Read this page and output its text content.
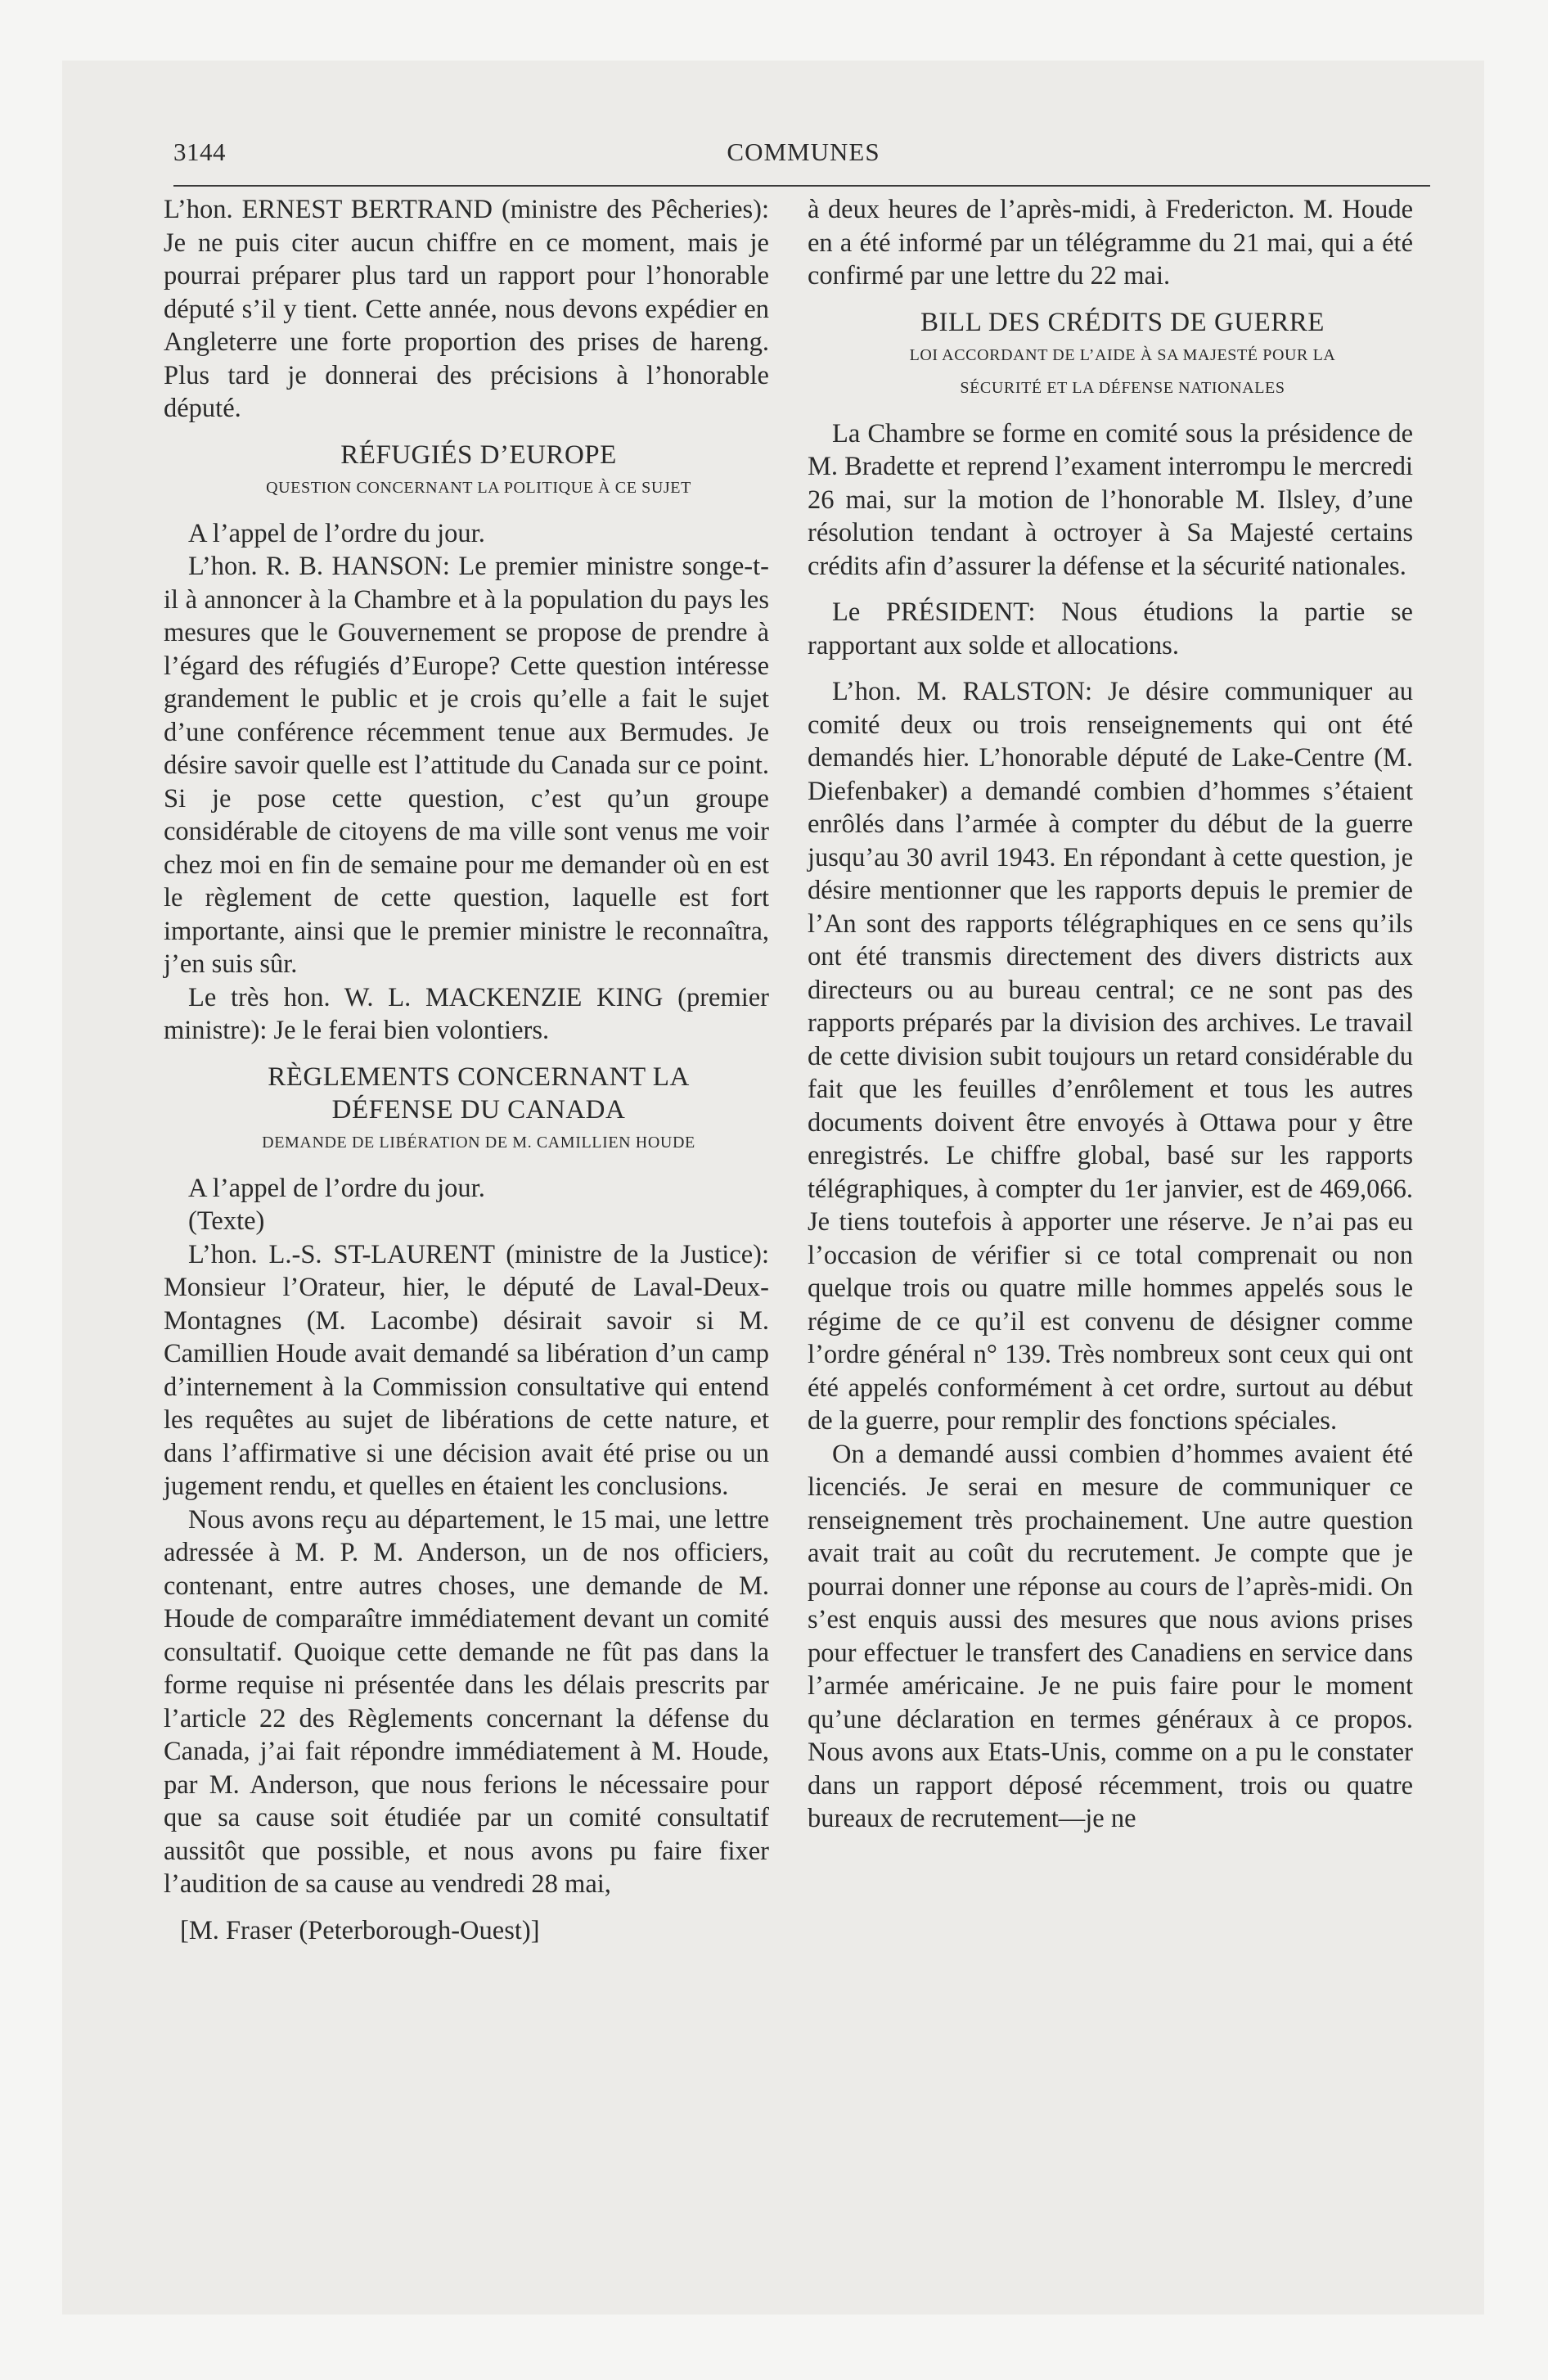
3144	COMMUNES

L’hon. ERNEST BERTRAND (ministre des Pêcheries): Je ne puis citer aucun chiffre en ce moment, mais je pourrai préparer plus tard un rapport pour l’honorable député s’il y tient. Cette année, nous devons expédier en Angleterre une forte proportion des prises de hareng. Plus tard je donnerai des précisions à l’honorable député.

RÉFUGIÉS D’EUROPE

QUESTION CONCERNANT LA POLITIQUE À CE SUJET

A l’appel de l’ordre du jour.

L’hon. R. B. HANSON: Le premier ministre songe-t-il à annoncer à la Chambre et à la population du pays les mesures que le Gouvernement se propose de prendre à l’égard des réfugiés d’Europe? Cette question intéresse grandement le public et je crois qu’elle a fait le sujet d’une conférence récemment tenue aux Bermudes. Je désire savoir quelle est l’attitude du Canada sur ce point. Si je pose cette question, c’est qu’un groupe considérable de citoyens de ma ville sont venus me voir chez moi en fin de semaine pour me demander où en est le règlement de cette question, laquelle est fort importante, ainsi que le premier ministre le reconnaîtra, j’en suis sûr.

Le très hon. W. L. MACKENZIE KING (premier ministre): Je le ferai bien volontiers.

RÈGLEMENTS CONCERNANT LA

DÉFENSE DU CANADA

DEMANDE DE LIBÉRATION DE M. CAMILLIEN HOUDE

A l’appel de l’ordre du jour.

(Texte)

L’hon. L.-S. ST-LAURENT (ministre de la Justice): Monsieur l’Orateur, hier, le député de Laval-Deux-Montagnes (M. Lacombe) désirait savoir si M. Camillien Houde avait demandé sa libération d’un camp d’internement à la Commission consultative qui entend les requêtes au sujet de libérations de cette nature, et dans l’affirmative si une décision avait été prise ou un jugement rendu, et quelles en étaient les conclusions.

Nous avons reçu au département, le 15 mai, une lettre adressée à M. P. M. Anderson, un de nos officiers, contenant, entre autres choses, une demande de M. Houde de comparaître immédiatement devant un comité consultatif. Quoique cette demande ne fût pas dans la forme requise ni présentée dans les délais prescrits par l’article 22 des Règlements concernant la défense du Canada, j’ai fait répondre immédiatement à M. Houde, par M. Anderson, que nous ferions le nécessaire pour que sa cause soit étudiée par un comité consultatif aussitôt que possible, et nous avons pu faire fixer l’audition de sa cause au vendredi 28 mai,

[M. Fraser (Peterborough-Ouest)]

à deux heures de l’après-midi, à Fredericton. M. Houde en a été informé par un télégramme du 21 mai, qui a été confirmé par une lettre du 22 mai.

BILL DES CRÉDITS DE GUERRE

LOI ACCORDANT DE L’AIDE À SA MAJESTÉ POUR LA

SÉCURITÉ ET LA DÉFENSE NATIONALES

La Chambre se forme en comité sous la présidence de M. Bradette et reprend l’exament interrompu le mercredi 26 mai, sur la motion de l’honorable M. Ilsley, d’une résolution tendant à octroyer à Sa Majesté certains crédits afin d’assurer la défense et la sécurité nationales.

Le PRÉSIDENT: Nous étudions la partie se rapportant aux solde et allocations.

L’hon. M. RALSTON: Je désire communiquer au comité deux ou trois renseignements qui ont été demandés hier. L’honorable député de Lake-Centre (M. Diefenbaker) a demandé combien d’hommes s’étaient enrôlés dans l’armée à compter du début de la guerre jusqu’au 30 avril 1943. En répondant à cette question, je désire mentionner que les rapports depuis le premier de l’An sont des rapports télégraphiques en ce sens qu’ils ont été transmis directement des divers districts aux directeurs ou au bureau central; ce ne sont pas des rapports préparés par la division des archives. Le travail de cette division subit toujours un retard considérable du fait que les feuilles d’enrôlement et tous les autres documents doivent être envoyés à Ottawa pour y être enregistrés. Le chiffre global, basé sur les rapports télégraphiques, à compter du 1er janvier, est de 469,066. Je tiens toutefois à apporter une réserve. Je n’ai pas eu l’occasion de vérifier si ce total comprenait ou non quelque trois ou quatre mille hommes appelés sous le régime de ce qu’il est convenu de désigner comme l’ordre général n° 139. Très nombreux sont ceux qui ont été appelés conformément à cet ordre, surtout au début de la guerre, pour remplir des fonctions spéciales.

On a demandé aussi combien d’hommes avaient été licenciés. Je serai en mesure de communiquer ce renseignement très prochainement. Une autre question avait trait au coût du recrutement. Je compte que je pourrai donner une réponse au cours de l’après-midi. On s’est enquis aussi des mesures que nous avions prises pour effectuer le transfert des Canadiens en service dans l’armée américaine. Je ne puis faire pour le moment qu’une déclaration en termes généraux à ce propos. Nous avons aux Etats-Unis, comme on a pu le constater dans un rapport déposé récemment, trois ou quatre bureaux de recrutement—je ne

○ ○ ○ ○ ○

Task instructions: Copy out every line of the material above exactly, skipping the pictures.

Completed exercise:
Read this page and output its text content.
3144	COMMUNES

L’hon. ERNEST BERTRAND (ministre des Pêcheries): Je ne puis citer aucun chiffre en ce moment, mais je pourrai préparer plus tard un rapport pour l’honorable député s’il y tient. Cette année, nous devons expédier en Angleterre une forte proportion des prises de hareng. Plus tard je donnerai des précisions à l’honorable député.

RÉFUGIÉS D’EUROPE

QUESTION CONCERNANT LA POLITIQUE À CE SUJET

A l’appel de l’ordre du jour.

L’hon. R. B. HANSON: Le premier ministre songe-t-il à annoncer à la Chambre et à la population du pays les mesures que le Gouvernement se propose de prendre à l’égard des réfugiés d’Europe? Cette question intéresse grandement le public et je crois qu’elle a fait le sujet d’une conférence récemment tenue aux Bermudes. Je désire savoir quelle est l’attitude du Canada sur ce point. Si je pose cette question, c’est qu’un groupe considérable de citoyens de ma ville sont venus me voir chez moi en fin de semaine pour me demander où en est le règlement de cette question, laquelle est fort importante, ainsi que le premier ministre le reconnaîtra, j’en suis sûr.

Le très hon. W. L. MACKENZIE KING (premier ministre): Je le ferai bien volontiers.

RÈGLEMENTS CONCERNANT LA

DÉFENSE DU CANADA

DEMANDE DE LIBÉRATION DE M. CAMILLIEN HOUDE

A l’appel de l’ordre du jour.

(Texte)

L’hon. L.-S. ST-LAURENT (ministre de la Justice): Monsieur l’Orateur, hier, le député de Laval-Deux-Montagnes (M. Lacombe) désirait savoir si M. Camillien Houde avait demandé sa libération d’un camp d’internement à la Commission consultative qui entend les requêtes au sujet de libérations de cette nature, et dans l’affirmative si une décision avait été prise ou un jugement rendu, et quelles en étaient les conclusions.

Nous avons reçu au département, le 15 mai, une lettre adressée à M. P. M. Anderson, un de nos officiers, contenant, entre autres choses, une demande de M. Houde de comparaître immédiatement devant un comité consultatif. Quoique cette demande ne fût pas dans la forme requise ni présentée dans les délais prescrits par l’article 22 des Règlements concernant la défense du Canada, j’ai fait répondre immédiatement à M. Houde, par M. Anderson, que nous ferions le nécessaire pour que sa cause soit étudiée par un comité consultatif aussitôt que possible, et nous avons pu faire fixer l’audition de sa cause au vendredi 28 mai,

[M. Fraser (Peterborough-Ouest)]

à deux heures de l’après-midi, à Fredericton. M. Houde en a été informé par un télégramme du 21 mai, qui a été confirmé par une lettre du 22 mai.

BILL DES CRÉDITS DE GUERRE

LOI ACCORDANT DE L’AIDE À SA MAJESTÉ POUR LA

SÉCURITÉ ET LA DÉFENSE NATIONALES

La Chambre se forme en comité sous la présidence de M. Bradette et reprend l’exament interrompu le mercredi 26 mai, sur la motion de l’honorable M. Ilsley, d’une résolution tendant à octroyer à Sa Majesté certains crédits afin d’assurer la défense et la sécurité nationales.

Le PRÉSIDENT: Nous étudions la partie se rapportant aux solde et allocations.

L’hon. M. RALSTON: Je désire communiquer au comité deux ou trois renseignements qui ont été demandés hier. L’honorable député de Lake-Centre (M. Diefenbaker) a demandé combien d’hommes s’étaient enrôlés dans l’armée à compter du début de la guerre jusqu’au 30 avril 1943. En répondant à cette question, je désire mentionner que les rapports depuis le premier de l’An sont des rapports télégraphiques en ce sens qu’ils ont été transmis directement des divers districts aux directeurs ou au bureau central; ce ne sont pas des rapports préparés par la division des archives. Le travail de cette division subit toujours un retard considérable du fait que les feuilles d’enrôlement et tous les autres documents doivent être envoyés à Ottawa pour y être enregistrés. Le chiffre global, basé sur les rapports télégraphiques, à compter du 1er janvier, est de 469,066. Je tiens toutefois à apporter une réserve. Je n’ai pas eu l’occasion de vérifier si ce total comprenait ou non quelque trois ou quatre mille hommes appelés sous le régime de ce qu’il est convenu de désigner comme l’ordre général n° 139. Très nombreux sont ceux qui ont été appelés conformément à cet ordre, surtout au début de la guerre, pour remplir des fonctions spéciales.

On a demandé aussi combien d’hommes avaient été licenciés. Je serai en mesure de communiquer ce renseignement très prochainement. Une autre question avait trait au coût du recrutement. Je compte que je pourrai donner une réponse au cours de l’après-midi. On s’est enquis aussi des mesures que nous avions prises pour effectuer le transfert des Canadiens en service dans l’armée américaine. Je ne puis faire pour le moment qu’une déclaration en termes généraux à ce propos. Nous avons aux Etats-Unis, comme on a pu le constater dans un rapport déposé récemment, trois ou quatre bureaux de recrutement—je ne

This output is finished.